Stored rows start

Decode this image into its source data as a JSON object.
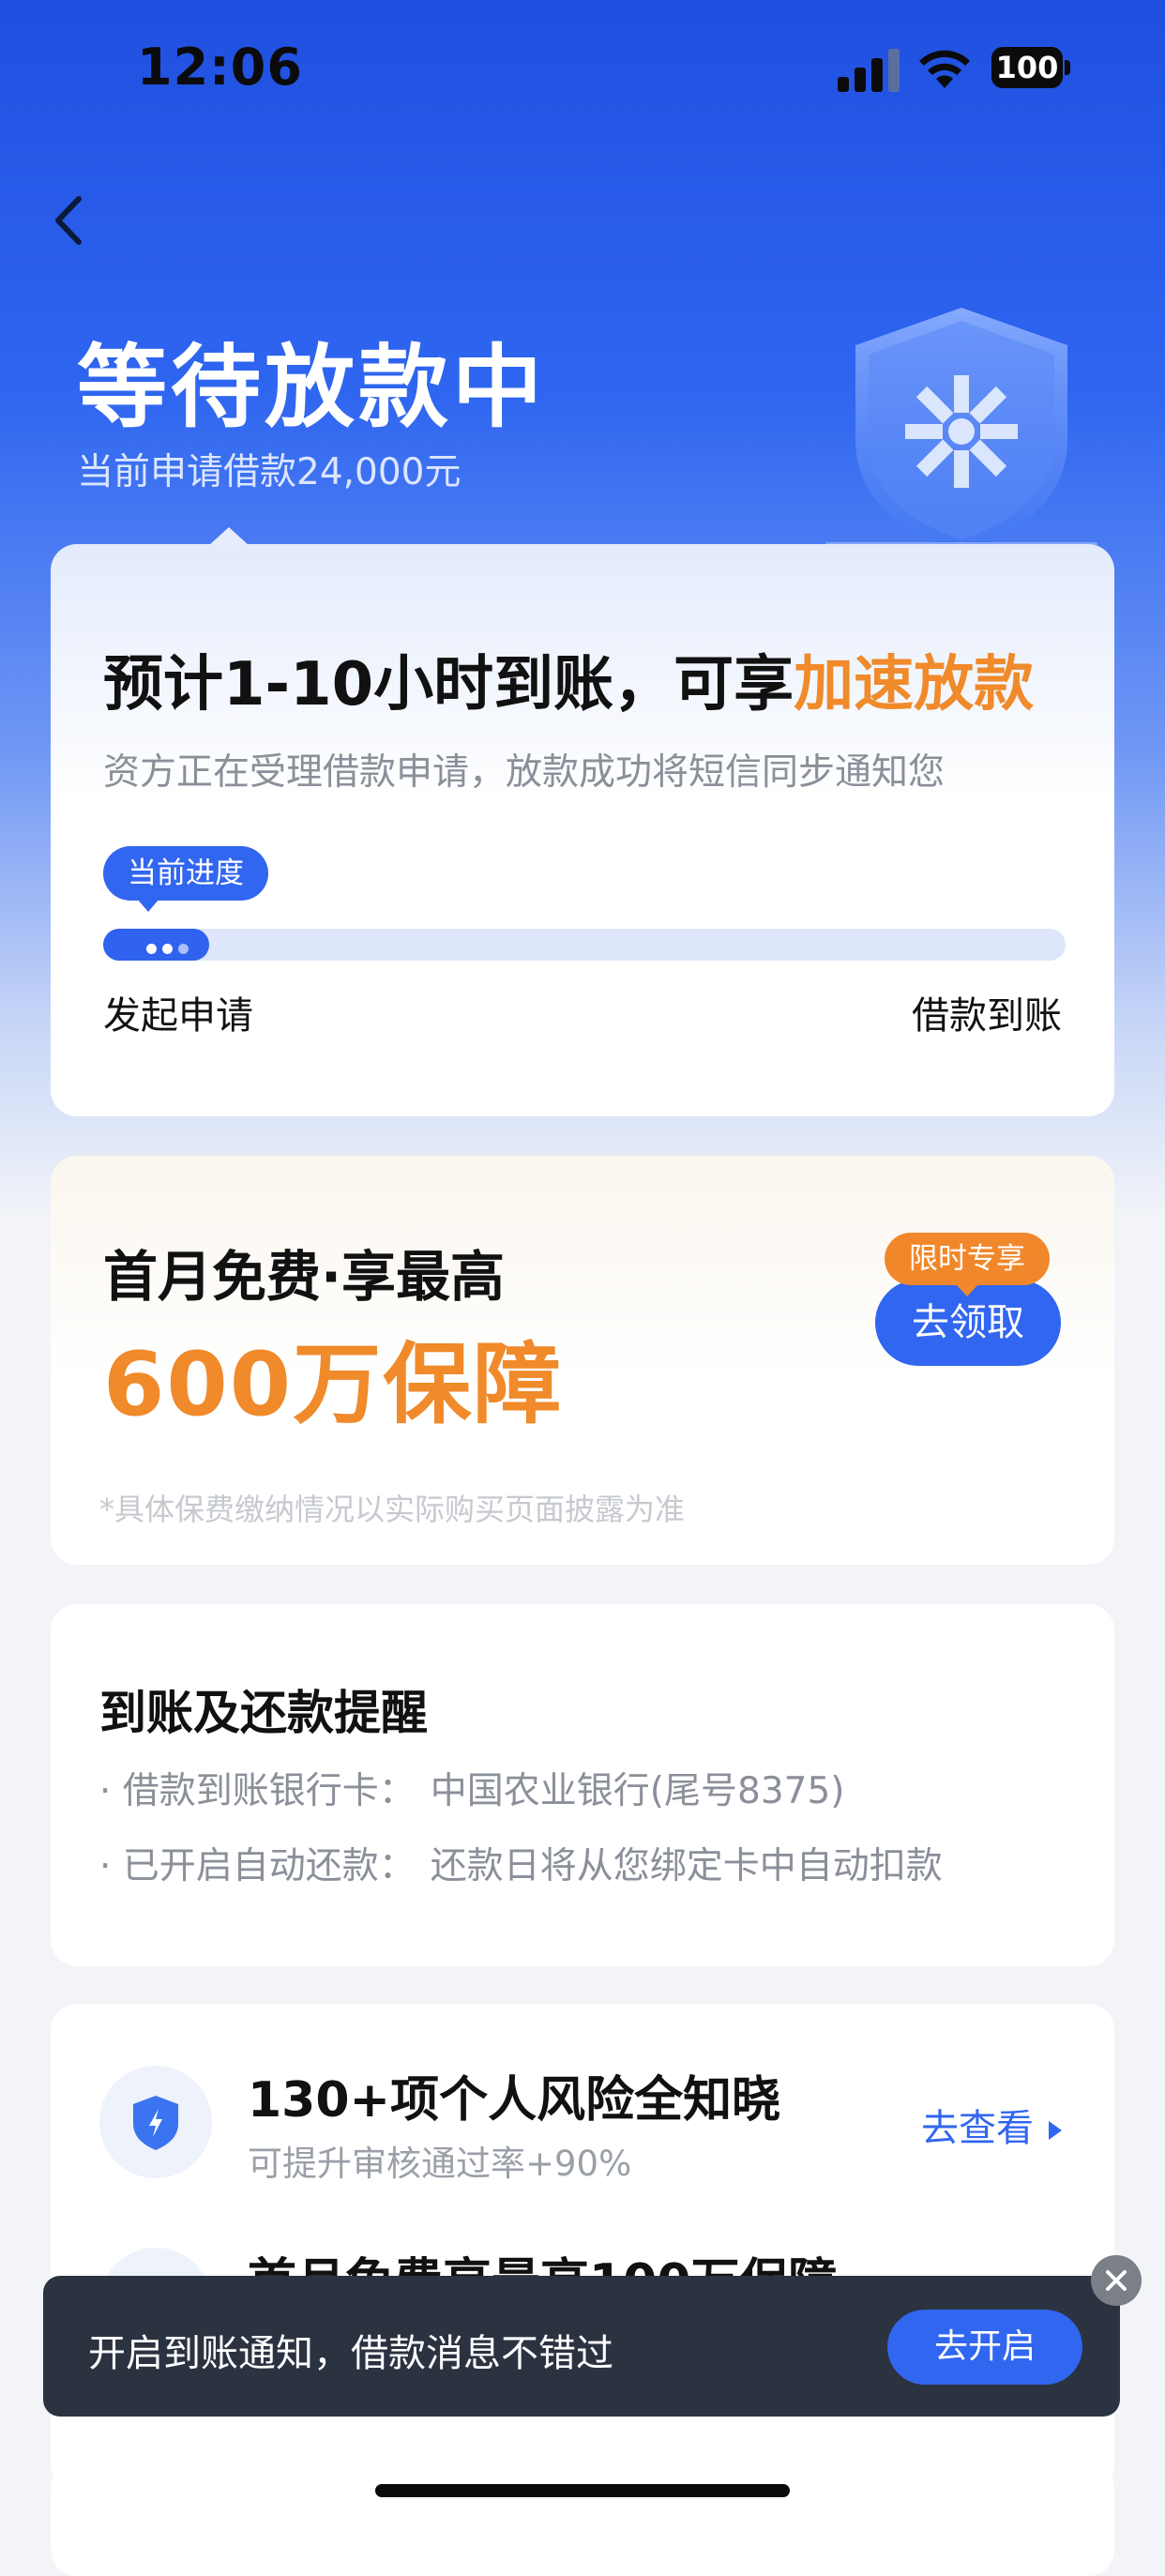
{
  "status_bar": {
    "time": "12:06",
    "battery": "100"
  },
  "header": {
    "title": "等待放款中",
    "subtitle": "当前申请借款24,000元"
  },
  "progress_card": {
    "estimate_prefix": "预计1-10小时到账，可享",
    "estimate_highlight": "加速放款",
    "description": "资方正在受理借款申请，放款成功将短信同步通知您",
    "progress_tip": "当前进度",
    "progress_fraction": 0.11,
    "step_start": "发起申请",
    "step_end": "借款到账"
  },
  "insurance_card": {
    "line1": "首月免费·享最高",
    "amount": "600万保障",
    "badge": "限时专享",
    "button": "去领取",
    "note": "*具体保费缴纳情况以实际购买页面披露为准"
  },
  "reminder_card": {
    "title": "到账及还款提醒",
    "rows": [
      {
        "label": "· 借款到账银行卡：",
        "value": "中国农业银行(尾号8375)"
      },
      {
        "label": "· 已开启自动还款：",
        "value": "还款日将从您绑定卡中自动扣款"
      }
    ]
  },
  "risk_card": {
    "item1_title": "130+项个人风险全知晓",
    "item1_sub": "可提升审核通过率+90%",
    "item1_link": "去查看",
    "item2_title": "首月免费享最高100万保障"
  },
  "toast": {
    "text": "开启到账通知，借款消息不错过",
    "button": "去开启"
  },
  "colors": {
    "primary": "#3166f0",
    "accent_orange": "#f08a2a",
    "header_blue": "#1f4fe0"
  }
}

Stored rows end

Objective: Quote all of the entries word for word, omitting any pictures.

Result of the task:
Decode this image into its source data as a JSON object.
{
  "status_bar": {
    "time": "12:06",
    "battery": "100"
  },
  "header": {
    "title": "等待放款中",
    "subtitle": "当前申请借款24,000元"
  },
  "progress_card": {
    "estimate_prefix": "预计1-10小时到账，可享",
    "estimate_highlight": "加速放款",
    "description": "资方正在受理借款申请，放款成功将短信同步通知您",
    "progress_tip": "当前进度",
    "progress_fraction": 0.11,
    "step_start": "发起申请",
    "step_end": "借款到账"
  },
  "insurance_card": {
    "line1": "首月免费·享最高",
    "amount": "600万保障",
    "badge": "限时专享",
    "button": "去领取",
    "note": "*具体保费缴纳情况以实际购买页面披露为准"
  },
  "reminder_card": {
    "title": "到账及还款提醒",
    "rows": [
      {
        "label": "· 借款到账银行卡：",
        "value": "中国农业银行(尾号8375)"
      },
      {
        "label": "· 已开启自动还款：",
        "value": "还款日将从您绑定卡中自动扣款"
      }
    ]
  },
  "risk_card": {
    "item1_title": "130+项个人风险全知晓",
    "item1_sub": "可提升审核通过率+90%",
    "item1_link": "去查看",
    "item2_title": "首月免费享最高100万保障"
  },
  "toast": {
    "text": "开启到账通知，借款消息不错过",
    "button": "去开启"
  },
  "colors": {
    "primary": "#3166f0",
    "accent_orange": "#f08a2a",
    "header_blue": "#1f4fe0"
  }
}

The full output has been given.